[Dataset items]
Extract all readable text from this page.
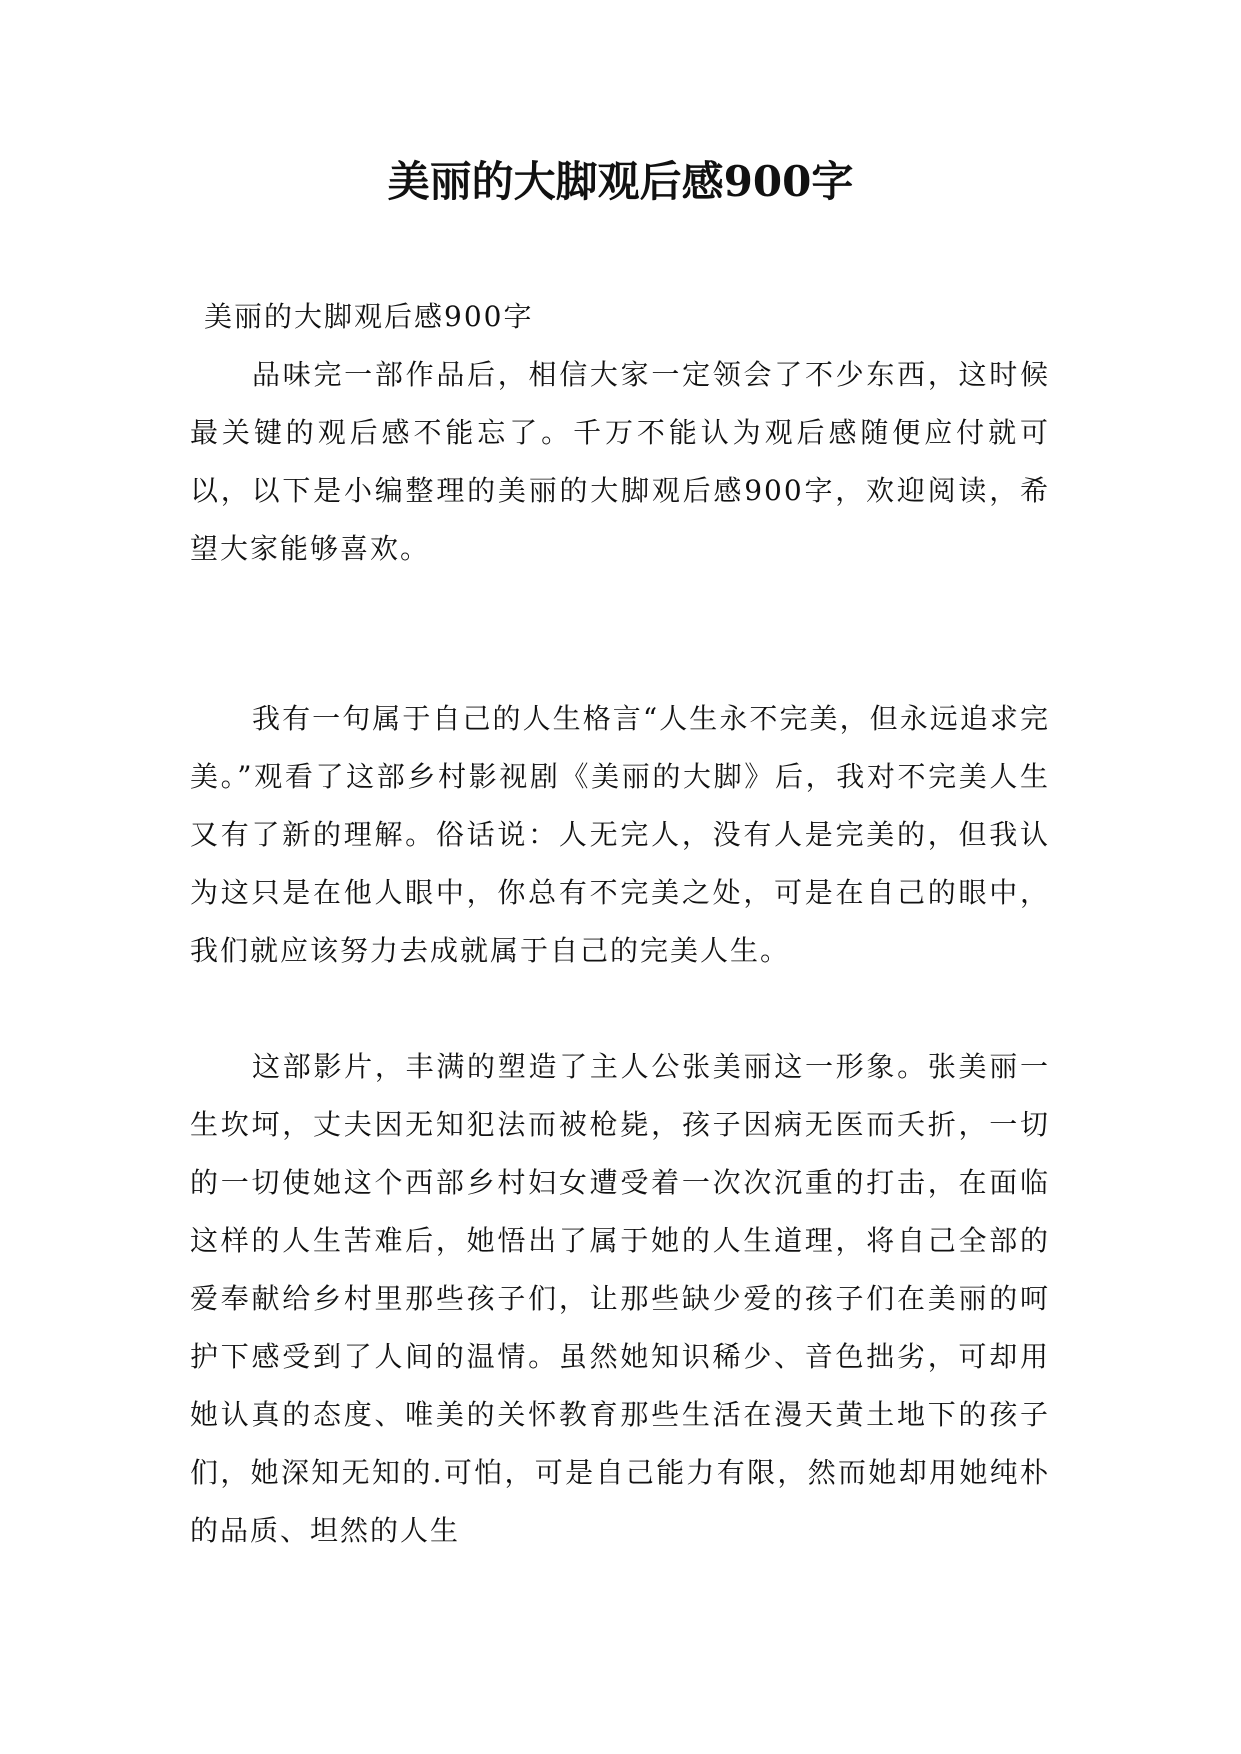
美丽的大脚观后感900字

美丽的大脚观后感900字

品味完一部作品后，相信大家一定领会了不少东西，这时候最关键的观后感不能忘了。千万不能认为观后感随便应付就可以，以下是小编整理的美丽的大脚观后感900字，欢迎阅读，希望大家能够喜欢。

我有一句属于自己的人生格言“人生永不完美，但永远追求完美。”观看了这部乡村影视剧《美丽的大脚》后，我对不完美人生又有了新的理解。俗话说：人无完人，没有人是完美的，但我认为这只是在他人眼中，你总有不完美之处，可是在自己的眼中，我们就应该努力去成就属于自己的完美人生。

这部影片，丰满的塑造了主人公张美丽这一形象。张美丽一生坎坷，丈夫因无知犯法而被枪毙，孩子因病无医而夭折，一切的一切使她这个西部乡村妇女遭受着一次次沉重的打击，在面临这样的人生苦难后，她悟出了属于她的人生道理，将自己全部的爱奉献给乡村里那些孩子们，让那些缺少爱的孩子们在美丽的呵护下感受到了人间的温情。虽然她知识稀少、音色拙劣，可却用她认真的态度、唯美的关怀教育那些生活在漫天黄土地下的孩子们，她深知无知的.可怕，可是自己能力有限，然而她却用她纯朴的品质、坦然的人生
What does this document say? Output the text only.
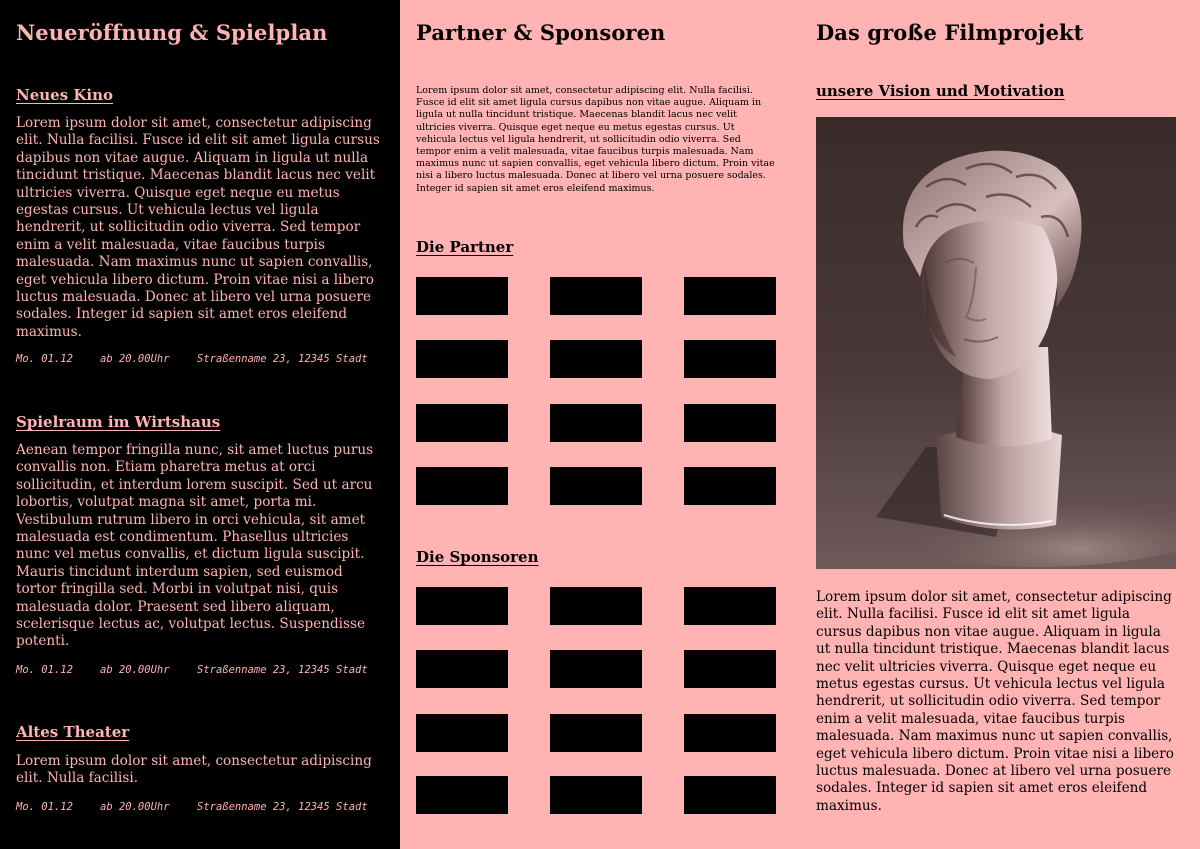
Neueröffnung & Spielplan
Neues Kino

Lorem ipsum dolor sit amet, consectetur adipiscing elit. Nulla facilisi. Fusce id elit sit amet ligula cursus dapibus non vitae augue. Aliquam in ligula ut nulla tincidunt tristique. Maecenas blandit lacus nec velit ultricies viverra. Quisque eget neque eu metus egestas cursus. Ut vehicula lectus vel ligula hendrerit, ut sollicitudin odio viverra. Sed tempor enim a velit malesuada, vitae faucibus turpis malesuada. Nam maximus nunc ut sapien convallis, eget vehicula libero dictum. Proin vitae nisi a libero luctus malesuada. Donec at libero vel urna posuere sodales. Integer id sapien sit amet eros eleifend maximus.

Mo. 01.12	ab 20.00Uhr	Straßenname 23, 12345 Stadt
Spielraum im Wirtshaus

Aenean tempor fringilla nunc, sit amet luctus purus convallis non. Etiam pharetra metus at orci sollicitudin, et interdum lorem suscipit. Sed ut arcu lobortis, volutpat magna sit amet, porta mi. Vestibulum rutrum libero in orci vehicula, sit amet malesuada est condimentum. Phasellus ultricies nunc vel metus convallis, et dictum ligula suscipit. Mauris tincidunt interdum sapien, sed euismod tortor fringilla sed. Morbi in volutpat nisi, quis malesuada dolor. Praesent sed libero aliquam, scelerisque lectus ac, volutpat lectus. Suspendisse potenti.

Mo. 01.12	ab 20.00Uhr	Straßenname 23, 12345 Stadt
Altes Theater

Lorem ipsum dolor sit amet, consectetur adipiscing elit. Nulla facilisi.

Mo. 01.12	ab 20.00Uhr	Straßenname 23, 12345 Stadt
Partner & Sponsoren

Lorem ipsum dolor sit amet, consectetur adipiscing elit. Nulla facilisi. Fusce id elit sit amet ligula cursus dapibus non vitae augue. Aliquam in ligula ut nulla tincidunt tristique. Maecenas blandit lacus nec velit ultricies viverra. Quisque eget neque eu metus egestas cursus. Ut vehicula lectus vel ligula hendrerit, ut sollicitudin odio viverra. Sed tempor enim a velit malesuada, vitae faucibus turpis malesuada. Nam maximus nunc ut sapien convallis, eget vehicula libero dictum. Proin vitae nisi a libero luctus malesuada. Donec at libero vel urna posuere sodales. Integer id sapien sit amet eros eleifend maximus.

Die Partner
Die Sponsoren
Das große Filmprojekt
unsere Vision und Motivation

Lorem ipsum dolor sit amet, consectetur adipiscing elit. Nulla facilisi. Fusce id elit sit amet ligula cursus dapibus non vitae augue. Aliquam in ligula ut nulla tincidunt tristique. Maecenas blandit lacus nec velit ultricies viverra. Quisque eget neque eu metus egestas cursus. Ut vehicula lectus vel ligula hendrerit, ut sollicitudin odio viverra. Sed tempor enim a velit malesuada, vitae faucibus turpis malesuada. Nam maximus nunc ut sapien convallis, eget vehicula libero dictum. Proin vitae nisi a libero luctus malesuada. Donec at libero vel urna posuere sodales. Integer id sapien sit amet eros eleifend maximus.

(Stated task)
Restate the entire listing word for word, excluding pictures.

(Full output)
Extract all readable text from this page.
美丽的大脚观后感900字

美丽的大脚观后感900字

品味完一部作品后，相信大家一定领会了不少东西，这时候最关键的观后感不能忘了。千万不能认为观后感随便应付就可以，以下是小编整理的美丽的大脚观后感900字，欢迎阅读，希望大家能够喜欢。

我有一句属于自己的人生格言“人生永不完美，但永远追求完美。”观看了这部乡村影视剧《美丽的大脚》后，我对不完美人生又有了新的理解。俗话说：人无完人，没有人是完美的，但我认为这只是在他人眼中，你总有不完美之处，可是在自己的眼中，我们就应该努力去成就属于自己的完美人生。

这部影片，丰满的塑造了主人公张美丽这一形象。张美丽一生坎坷，丈夫因无知犯法而被枪毙，孩子因病无医而夭折，一切的一切使她这个西部乡村妇女遭受着一次次沉重的打击，在面临这样的人生苦难后，她悟出了属于她的人生道理，将自己全部的爱奉献给乡村里那些孩子们，让那些缺少爱的孩子们在美丽的呵护下感受到了人间的温情。虽然她知识稀少、音色拙劣，可却用她认真的态度、唯美的关怀教育那些生活在漫天黄土地下的孩子们，她深知无知的.可怕，可是自己能力有限，然而她却用她纯朴的品质、坦然的人生
What does this document say? Output the text only.
Neueröffnung & Spielplan
Neues Kino

Lorem ipsum dolor sit amet, consectetur adipiscing elit. Nulla facilisi. Fusce id elit sit amet ligula cursus dapibus non vitae augue. Aliquam in ligula ut nulla tincidunt tristique. Maecenas blandit lacus nec velit ultricies viverra. Quisque eget neque eu metus egestas cursus. Ut vehicula lectus vel ligula hendrerit, ut sollicitudin odio viverra. Sed tempor enim a velit malesuada, vitae faucibus turpis malesuada. Nam maximus nunc ut sapien convallis, eget vehicula libero dictum. Proin vitae nisi a libero luctus malesuada. Donec at libero vel urna posuere sodales. Integer id sapien sit amet eros eleifend maximus.

Mo. 01.12	ab 20.00Uhr	Straßenname 23, 12345 Stadt
Spielraum im Wirtshaus

Aenean tempor fringilla nunc, sit amet luctus purus convallis non. Etiam pharetra metus at orci sollicitudin, et interdum lorem suscipit. Sed ut arcu lobortis, volutpat magna sit amet, porta mi. Vestibulum rutrum libero in orci vehicula, sit amet malesuada est condimentum. Phasellus ultricies nunc vel metus convallis, et dictum ligula suscipit. Mauris tincidunt interdum sapien, sed euismod tortor fringilla sed. Morbi in volutpat nisi, quis malesuada dolor. Praesent sed libero aliquam, scelerisque lectus ac, volutpat lectus. Suspendisse potenti.

Mo. 01.12	ab 20.00Uhr	Straßenname 23, 12345 Stadt
Altes Theater

Lorem ipsum dolor sit amet, consectetur adipiscing elit. Nulla facilisi.

Mo. 01.12	ab 20.00Uhr	Straßenname 23, 12345 Stadt
Partner & Sponsoren

Lorem ipsum dolor sit amet, consectetur adipiscing elit. Nulla facilisi. Fusce id elit sit amet ligula cursus dapibus non vitae augue. Aliquam in ligula ut nulla tincidunt tristique. Maecenas blandit lacus nec velit ultricies viverra. Quisque eget neque eu metus egestas cursus. Ut vehicula lectus vel ligula hendrerit, ut sollicitudin odio viverra. Sed tempor enim a velit malesuada, vitae faucibus turpis malesuada. Nam maximus nunc ut sapien convallis, eget vehicula libero dictum. Proin vitae nisi a libero luctus malesuada. Donec at libero vel urna posuere sodales. Integer id sapien sit amet eros eleifend maximus.

Die Partner
Die Sponsoren
Das große Filmprojekt
unsere Vision und Motivation

Lorem ipsum dolor sit amet, consectetur adipiscing elit. Nulla facilisi. Fusce id elit sit amet ligula cursus dapibus non vitae augue. Aliquam in ligula ut nulla tincidunt tristique. Maecenas blandit lacus nec velit ultricies viverra. Quisque eget neque eu metus egestas cursus. Ut vehicula lectus vel ligula hendrerit, ut sollicitudin odio viverra. Sed tempor enim a velit malesuada, vitae faucibus turpis malesuada. Nam maximus nunc ut sapien convallis, eget vehicula libero dictum. Proin vitae nisi a libero luctus malesuada. Donec at libero vel urna posuere sodales. Integer id sapien sit amet eros eleifend maximus.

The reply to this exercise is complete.